◆ Records that describe figures
++++++++++
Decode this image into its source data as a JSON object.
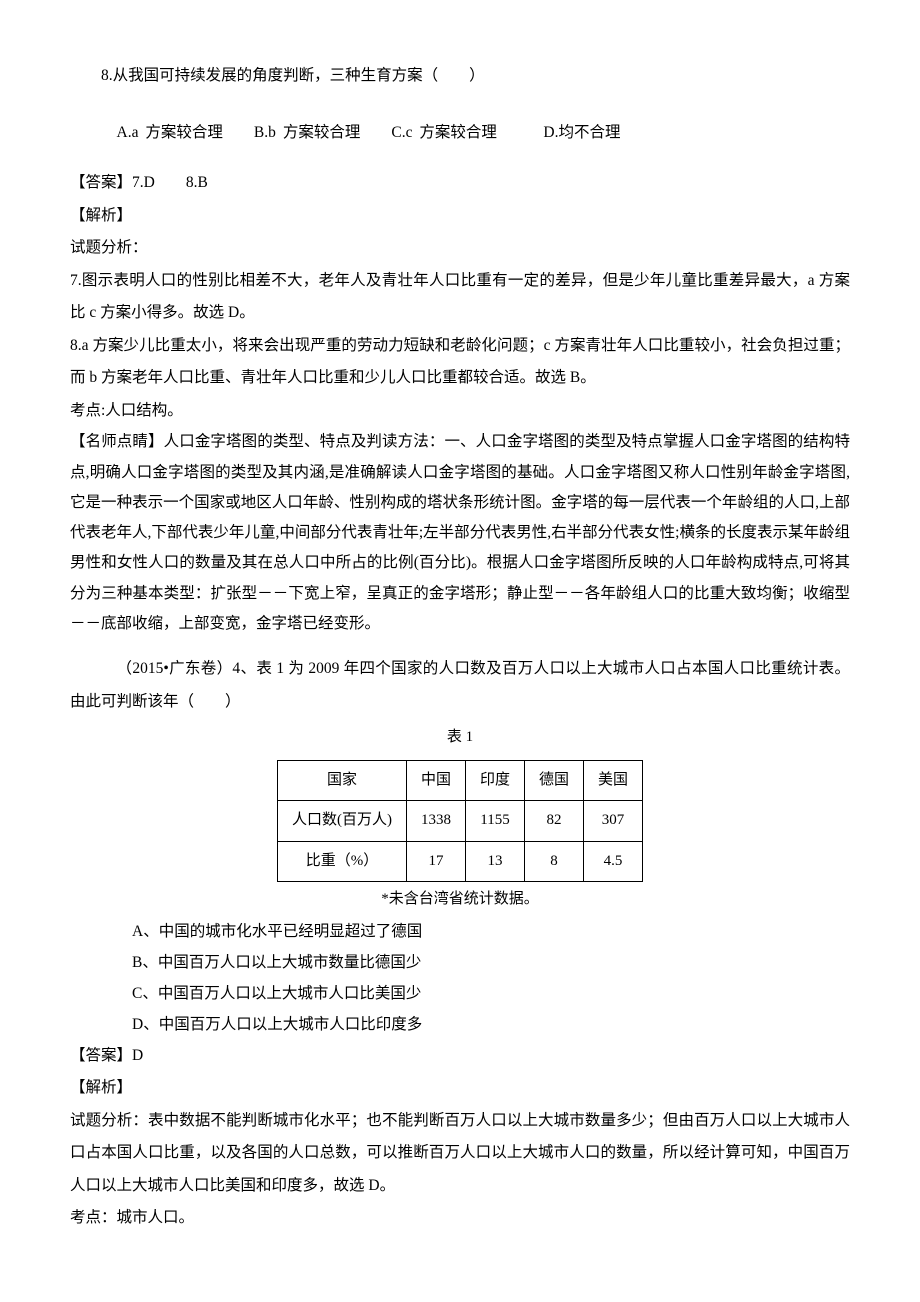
{
  "q8": {
    "stem": "8.从我国可持续发展的角度判断，三种生育方案（　　）",
    "choices": "A.a 方案较合理　　B.b 方案较合理　　C.c 方案较合理　　　D.均不合理"
  },
  "answer78": "【答案】7.D　　8.B",
  "jiexi_hdr": "【解析】",
  "shiti": "试题分析：",
  "a7": "7.图示表明人口的性别比相差不大，老年人及青壮年人口比重有一定的差异，但是少年儿童比重差异最大，a 方案比 c 方案小得多。故选 D。",
  "a8": " 8.a 方案少儿比重太小，将来会出现严重的劳动力短缺和老龄化问题；c 方案青壮年人口比重较小，社会负担过重；而 b 方案老年人口比重、青壮年人口比重和少儿人口比重都较合适。故选 B。",
  "kaodian1": "考点:人口结构。",
  "mingshi": "【名师点睛】人口金字塔图的类型、特点及判读方法：一、人口金字塔图的类型及特点掌握人口金字塔图的结构特点,明确人口金字塔图的类型及其内涵,是准确解读人口金字塔图的基础。人口金字塔图又称人口性别年龄金字塔图,它是一种表示一个国家或地区人口年龄、性别构成的塔状条形统计图。金字塔的每一层代表一个年龄组的人口,上部代表老年人,下部代表少年儿童,中间部分代表青壮年;左半部分代表男性,右半部分代表女性;横条的长度表示某年龄组男性和女性人口的数量及其在总人口中所占的比例(百分比)。根据人口金字塔图所反映的人口年龄构成特点,可将其分为三种基本类型：扩张型－－下宽上窄，呈真正的金字塔形；静止型－－各年龄组人口的比重大致均衡；收缩型－－底部收缩，上部变宽，金字塔已经变形。",
  "q4": {
    "intro": "（2015•广东卷）4、表 1 为 2009 年四个国家的人口数及百万人口以上大城市人口占本国人口比重统计表。由此可判断该年（　　）",
    "caption": "表 1",
    "headers": [
      "国家",
      "中国",
      "印度",
      "德国",
      "美国"
    ],
    "row1_label": "人口数(百万人)",
    "row1": [
      "1338",
      "1155",
      "82",
      "307"
    ],
    "row2_label": "比重（%）",
    "row2": [
      "17",
      "13",
      "8",
      "4.5"
    ],
    "note": "*未含台湾省统计数据。",
    "optA": "A、中国的城市化水平已经明显超过了德国",
    "optB": "B、中国百万人口以上大城市数量比德国少",
    "optC": "C、中国百万人口以上大城市人口比美国少",
    "optD": "D、中国百万人口以上大城市人口比印度多"
  },
  "answer4": "【答案】D",
  "jiexi_hdr2": "【解析】",
  "shiti2": "试题分析：表中数据不能判断城市化水平；也不能判断百万人口以上大城市数量多少；但由百万人口以上大城市人口占本国人口比重，以及各国的人口总数，可以推断百万人口以上大城市人口的数量，所以经计算可知，中国百万人口以上大城市人口比美国和印度多，故选 D。",
  "kaodian2": "考点：城市人口。"
}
++++++++++
◆ EXERCISE TASK
Return all of the entries word for word, but omit the pictures.

◆ REPLY
Decode this image into its source data as a JSON object.
{
  "q8": {
    "stem": "8.从我国可持续发展的角度判断，三种生育方案（　　）",
    "choices": "A.a 方案较合理　　B.b 方案较合理　　C.c 方案较合理　　　D.均不合理"
  },
  "answer78": "【答案】7.D　　8.B",
  "jiexi_hdr": "【解析】",
  "shiti": "试题分析：",
  "a7": "7.图示表明人口的性别比相差不大，老年人及青壮年人口比重有一定的差异，但是少年儿童比重差异最大，a 方案比 c 方案小得多。故选 D。",
  "a8": " 8.a 方案少儿比重太小，将来会出现严重的劳动力短缺和老龄化问题；c 方案青壮年人口比重较小，社会负担过重；而 b 方案老年人口比重、青壮年人口比重和少儿人口比重都较合适。故选 B。",
  "kaodian1": "考点:人口结构。",
  "mingshi": "【名师点睛】人口金字塔图的类型、特点及判读方法：一、人口金字塔图的类型及特点掌握人口金字塔图的结构特点,明确人口金字塔图的类型及其内涵,是准确解读人口金字塔图的基础。人口金字塔图又称人口性别年龄金字塔图,它是一种表示一个国家或地区人口年龄、性别构成的塔状条形统计图。金字塔的每一层代表一个年龄组的人口,上部代表老年人,下部代表少年儿童,中间部分代表青壮年;左半部分代表男性,右半部分代表女性;横条的长度表示某年龄组男性和女性人口的数量及其在总人口中所占的比例(百分比)。根据人口金字塔图所反映的人口年龄构成特点,可将其分为三种基本类型：扩张型－－下宽上窄，呈真正的金字塔形；静止型－－各年龄组人口的比重大致均衡；收缩型－－底部收缩，上部变宽，金字塔已经变形。",
  "q4": {
    "intro": "（2015•广东卷）4、表 1 为 2009 年四个国家的人口数及百万人口以上大城市人口占本国人口比重统计表。由此可判断该年（　　）",
    "caption": "表 1",
    "headers": [
      "国家",
      "中国",
      "印度",
      "德国",
      "美国"
    ],
    "row1_label": "人口数(百万人)",
    "row1": [
      "1338",
      "1155",
      "82",
      "307"
    ],
    "row2_label": "比重（%）",
    "row2": [
      "17",
      "13",
      "8",
      "4.5"
    ],
    "note": "*未含台湾省统计数据。",
    "optA": "A、中国的城市化水平已经明显超过了德国",
    "optB": "B、中国百万人口以上大城市数量比德国少",
    "optC": "C、中国百万人口以上大城市人口比美国少",
    "optD": "D、中国百万人口以上大城市人口比印度多"
  },
  "answer4": "【答案】D",
  "jiexi_hdr2": "【解析】",
  "shiti2": "试题分析：表中数据不能判断城市化水平；也不能判断百万人口以上大城市数量多少；但由百万人口以上大城市人口占本国人口比重，以及各国的人口总数，可以推断百万人口以上大城市人口的数量，所以经计算可知，中国百万人口以上大城市人口比美国和印度多，故选 D。",
  "kaodian2": "考点：城市人口。"
}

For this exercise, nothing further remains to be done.